# START OF STORED RECORDS
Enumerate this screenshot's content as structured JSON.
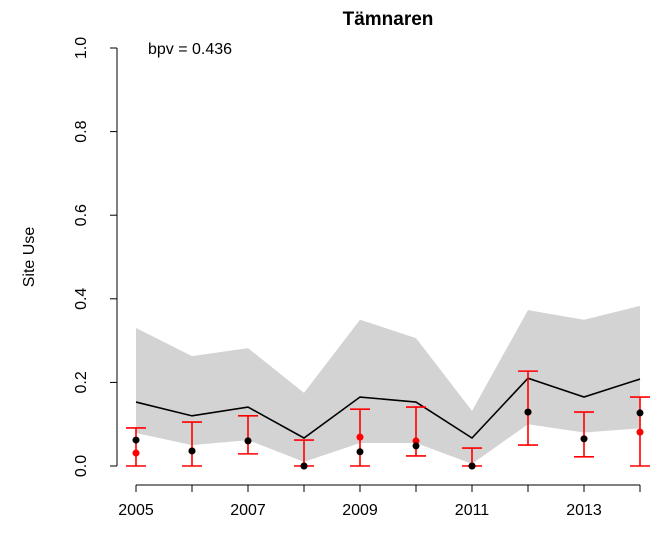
{
  "chart_data": {
    "type": "line",
    "title": "Tämnaren",
    "ylabel": "Site Use",
    "annotation": "bpv = 0.436",
    "x": [
      2005,
      2006,
      2007,
      2008,
      2009,
      2010,
      2011,
      2012,
      2013,
      2014
    ],
    "xlim": [
      2005,
      2014
    ],
    "xticks": [
      2005,
      2007,
      2009,
      2011,
      2013
    ],
    "ylim": [
      0,
      1
    ],
    "yticks": [
      {
        "value": 0,
        "label": "0.0"
      },
      {
        "value": 0.2,
        "label": "0.2"
      },
      {
        "value": 0.4,
        "label": "0.4"
      },
      {
        "value": 0.6,
        "label": "0.6"
      },
      {
        "value": 0.8,
        "label": "0.8"
      },
      {
        "value": 1,
        "label": "1.0"
      }
    ],
    "band": {
      "color": "#d3d3d3",
      "upper": [
        0.33,
        0.263,
        0.282,
        0.175,
        0.35,
        0.306,
        0.132,
        0.373,
        0.35,
        0.383
      ],
      "lower": [
        0.079,
        0.05,
        0.062,
        0.01,
        0.055,
        0.055,
        0.005,
        0.1,
        0.08,
        0.09
      ]
    },
    "series": [
      {
        "kind": "line",
        "color": "#000000",
        "values": [
          0.153,
          0.12,
          0.141,
          0.067,
          0.165,
          0.153,
          0.067,
          0.21,
          0.165,
          0.208
        ]
      },
      {
        "kind": "points",
        "color": "#ff0000",
        "values": [
          0.031,
          0.036,
          0.06,
          0,
          0.069,
          0.06,
          0,
          0.129,
          0.065,
          0.081
        ],
        "upper": [
          0.091,
          0.105,
          0.12,
          0.062,
          0.136,
          0.141,
          0.043,
          0.227,
          0.129,
          0.165
        ],
        "lower": [
          0,
          0,
          0.029,
          0,
          0,
          0.024,
          0,
          0.05,
          0.022,
          0
        ]
      },
      {
        "kind": "points",
        "color": "#000000",
        "values": [
          0.062,
          0.036,
          0.06,
          0,
          0.034,
          0.048,
          0,
          0.129,
          0.065,
          0.127
        ]
      }
    ]
  }
}
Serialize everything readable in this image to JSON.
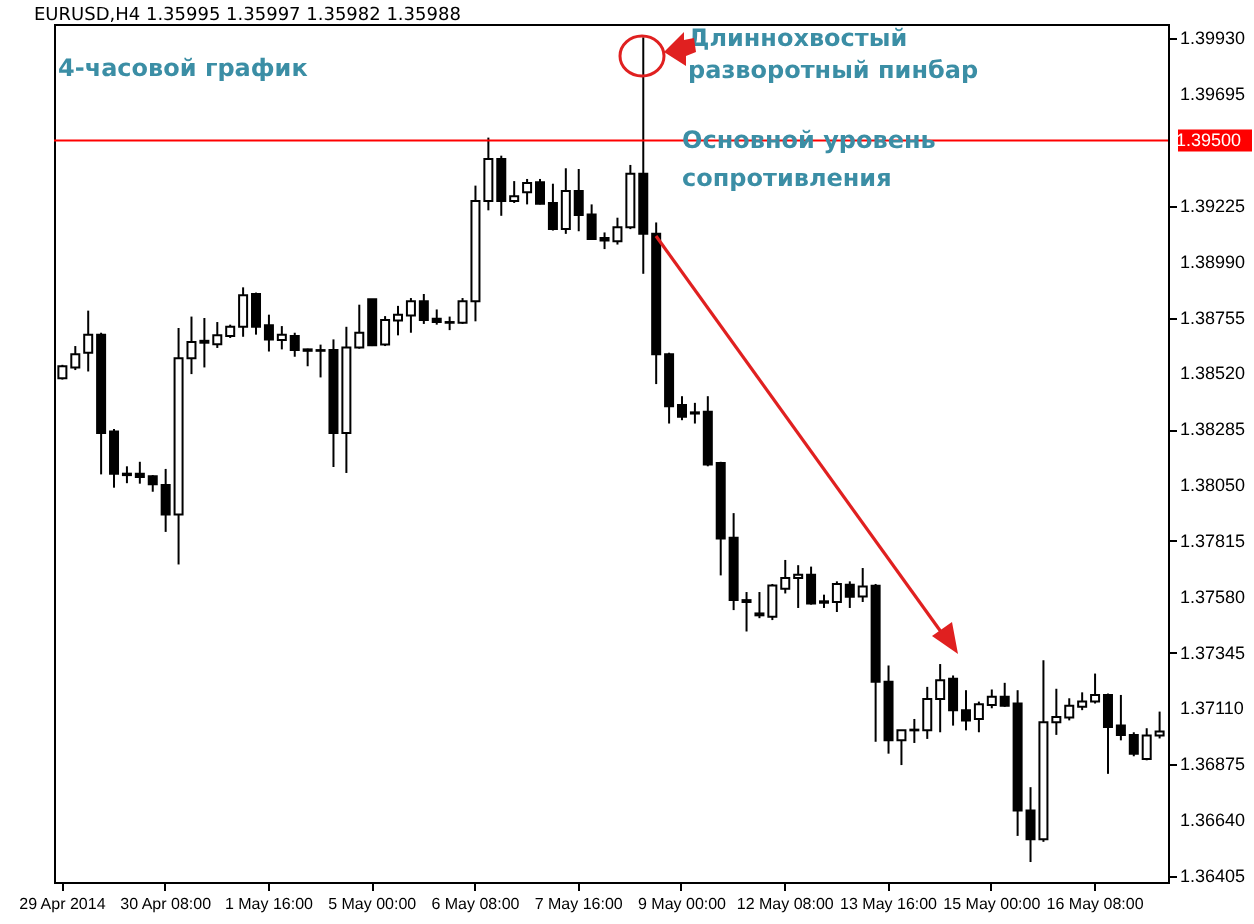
{
  "chart_data": {
    "type": "candlestick",
    "title": "EURUSD,H4  1.35995 1.35997 1.35982 1.35988",
    "subtitle": "4-часовой график",
    "annotations": [
      "Длиннохвостый разворотный пинбар",
      {
        "text": "Основной уровень сопротивления",
        "y": 1.395
      }
    ],
    "categories": [
      "29 Apr 2014",
      null,
      null,
      null,
      null,
      null,
      null,
      null,
      "30 Apr 08:00",
      null,
      null,
      null,
      null,
      null,
      null,
      null,
      "1 May 16:00",
      null,
      null,
      null,
      null,
      null,
      null,
      null,
      "5 May 00:00",
      null,
      null,
      null,
      null,
      null,
      null,
      null,
      "6 May 08:00",
      null,
      null,
      null,
      null,
      null,
      null,
      null,
      "7 May 16:00",
      null,
      null,
      null,
      null,
      null,
      null,
      null,
      "9 May 00:00",
      null,
      null,
      null,
      null,
      null,
      null,
      null,
      "12 May 08:00",
      null,
      null,
      null,
      null,
      null,
      null,
      null,
      "13 May 16:00",
      null,
      null,
      null,
      null,
      null,
      null,
      null,
      "15 May 00:00",
      null,
      null,
      null,
      null,
      null,
      null,
      null,
      "16 May 08:00",
      null,
      null,
      null,
      null,
      null
    ],
    "ohlc": [
      [
        1.385,
        1.38556,
        1.38494,
        1.3855
      ],
      [
        1.38545,
        1.38635,
        1.38534,
        1.38601
      ],
      [
        1.38607,
        1.38784,
        1.38528,
        1.38683
      ],
      [
        1.38683,
        1.38691,
        1.38095,
        1.38269
      ],
      [
        1.38275,
        1.38286,
        1.38039,
        1.38098
      ],
      [
        1.38098,
        1.38129,
        1.38058,
        1.38092
      ],
      [
        1.38098,
        1.38148,
        1.38056,
        1.38084
      ],
      [
        1.38087,
        1.38092,
        1.38022,
        1.38053
      ],
      [
        1.3805,
        1.38118,
        1.37853,
        1.37926
      ],
      [
        1.37926,
        1.38711,
        1.37716,
        1.38584
      ],
      [
        1.38584,
        1.38759,
        1.38517,
        1.38652
      ],
      [
        1.38649,
        1.38753,
        1.38545,
        1.38657
      ],
      [
        1.38643,
        1.38736,
        1.38627,
        1.3868
      ],
      [
        1.38677,
        1.38725,
        1.38669,
        1.38716
      ],
      [
        1.38716,
        1.38882,
        1.38674,
        1.38849
      ],
      [
        1.38854,
        1.3886,
        1.38683,
        1.38716
      ],
      [
        1.38722,
        1.38767,
        1.38612,
        1.38663
      ],
      [
        1.3866,
        1.38719,
        1.38621,
        1.38683
      ],
      [
        1.38677,
        1.38691,
        1.3859,
        1.38618
      ],
      [
        1.38621,
        1.38624,
        1.3855,
        1.38615
      ],
      [
        1.38618,
        1.38641,
        1.38503,
        1.38615
      ],
      [
        1.38618,
        1.38663,
        1.38126,
        1.38269
      ],
      [
        1.38269,
        1.38716,
        1.38101,
        1.38629
      ],
      [
        1.38629,
        1.38809,
        1.38624,
        1.38691
      ],
      [
        1.38832,
        1.38832,
        1.38635,
        1.38638
      ],
      [
        1.38641,
        1.38761,
        1.38635,
        1.38745
      ],
      [
        1.38742,
        1.38804,
        1.3868,
        1.38767
      ],
      [
        1.38764,
        1.38837,
        1.38691,
        1.38823
      ],
      [
        1.38823,
        1.38854,
        1.38728,
        1.38745
      ],
      [
        1.3875,
        1.38789,
        1.38725,
        1.38736
      ],
      [
        1.38736,
        1.38759,
        1.38702,
        1.38733
      ],
      [
        1.38733,
        1.38837,
        1.38728,
        1.38823
      ],
      [
        1.38823,
        1.3931,
        1.38739,
        1.39245
      ],
      [
        1.39245,
        1.39512,
        1.39206,
        1.39422
      ],
      [
        1.39422,
        1.39436,
        1.39183,
        1.39245
      ],
      [
        1.39245,
        1.39329,
        1.39237,
        1.39265
      ],
      [
        1.39282,
        1.39338,
        1.39231,
        1.39321
      ],
      [
        1.39324,
        1.39338,
        1.39231,
        1.39234
      ],
      [
        1.39237,
        1.39318,
        1.39121,
        1.39127
      ],
      [
        1.39127,
        1.39383,
        1.39107,
        1.39287
      ],
      [
        1.39287,
        1.3938,
        1.39118,
        1.39186
      ],
      [
        1.39189,
        1.39231,
        1.39082,
        1.39085
      ],
      [
        1.3909,
        1.39113,
        1.39043,
        1.39079
      ],
      [
        1.39076,
        1.39175,
        1.39062,
        1.39135
      ],
      [
        1.39135,
        1.39397,
        1.39127,
        1.3936
      ],
      [
        1.3936,
        1.39934,
        1.38939,
        1.39107
      ],
      [
        1.39107,
        1.39155,
        1.38475,
        1.38601
      ],
      [
        1.38601,
        1.38607,
        1.38309,
        1.38382
      ],
      [
        1.38387,
        1.38424,
        1.38323,
        1.38337
      ],
      [
        1.38356,
        1.38396,
        1.38309,
        1.38351
      ],
      [
        1.38359,
        1.38424,
        1.38129,
        1.38137
      ],
      [
        1.38143,
        1.38148,
        1.3767,
        1.37825
      ],
      [
        1.37828,
        1.37932,
        1.37524,
        1.37566
      ],
      [
        1.37566,
        1.376,
        1.37434,
        1.37558
      ],
      [
        1.3751,
        1.376,
        1.3749,
        1.37502
      ],
      [
        1.37496,
        1.37634,
        1.37482,
        1.37628
      ],
      [
        1.37614,
        1.37735,
        1.37594,
        1.37659
      ],
      [
        1.37659,
        1.37713,
        1.37533,
        1.37673
      ],
      [
        1.37673,
        1.37707,
        1.37547,
        1.37552
      ],
      [
        1.37561,
        1.37589,
        1.37533,
        1.37555
      ],
      [
        1.37558,
        1.37645,
        1.37516,
        1.37634
      ],
      [
        1.37631,
        1.37645,
        1.37533,
        1.3758
      ],
      [
        1.37581,
        1.37701,
        1.37558,
        1.37623
      ],
      [
        1.37626,
        1.37634,
        1.3697,
        1.37223
      ],
      [
        1.37223,
        1.37291,
        1.3692,
        1.36976
      ],
      [
        1.36976,
        1.37018,
        1.36872,
        1.37018
      ],
      [
        1.37018,
        1.37066,
        1.36965,
        1.37021
      ],
      [
        1.37018,
        1.37201,
        1.36982,
        1.3715
      ],
      [
        1.3715,
        1.37297,
        1.3701,
        1.37229
      ],
      [
        1.37235,
        1.37249,
        1.37038,
        1.37103
      ],
      [
        1.37103,
        1.37187,
        1.37018,
        1.3706
      ],
      [
        1.37066,
        1.37139,
        1.3701,
        1.37128
      ],
      [
        1.37125,
        1.3719,
        1.37111,
        1.37159
      ],
      [
        1.37159,
        1.37218,
        1.37117,
        1.37122
      ],
      [
        1.37131,
        1.37187,
        1.36574,
        1.36681
      ],
      [
        1.36681,
        1.36779,
        1.36464,
        1.3656
      ],
      [
        1.3656,
        1.37313,
        1.36549,
        1.37052
      ],
      [
        1.37052,
        1.37193,
        1.36999,
        1.37074
      ],
      [
        1.37072,
        1.37153,
        1.3706,
        1.37122
      ],
      [
        1.37117,
        1.37178,
        1.37103,
        1.37139
      ],
      [
        1.37139,
        1.37257,
        1.37131,
        1.37167
      ],
      [
        1.37167,
        1.37173,
        1.36835,
        1.37032
      ],
      [
        1.37038,
        1.37167,
        1.36976,
        1.36999
      ],
      [
        1.36999,
        1.3701,
        1.36909,
        1.3692
      ],
      [
        1.36897,
        1.37027,
        1.36892,
        1.36996
      ],
      [
        1.36996,
        1.37097,
        1.36984,
        1.37013
      ]
    ],
    "ylim": [
      1.3638,
      1.3999
    ],
    "yticks": [
      1.36405,
      {
        "value": 1.3664,
        "label": "1.36640"
      },
      1.36875,
      {
        "value": 1.3711,
        "label": "1.37110"
      },
      1.37345,
      {
        "value": 1.3758,
        "label": "1.37580"
      },
      1.37815,
      {
        "value": 1.3805,
        "label": "1.38050"
      },
      1.38285,
      {
        "value": 1.3852,
        "label": "1.38520"
      },
      1.38755,
      {
        "value": 1.3899,
        "label": "1.38990"
      },
      1.39225,
      1.39695,
      {
        "value": 1.3993,
        "label": "1.39930"
      }
    ],
    "ref_lines": [
      {
        "axis": "y",
        "value": 1.395,
        "label": "1.39500",
        "color": "#ff0000"
      }
    ]
  }
}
# END OF STORED RECORDS
* WORK INSTRUCTIONS *
Select and copy every line of the listing with the word "this".

* OUTPUT OF THE EXERCISE *
Enumerate this screenshot's content as structured JSON.
Serialize everything readable in this image to JSON.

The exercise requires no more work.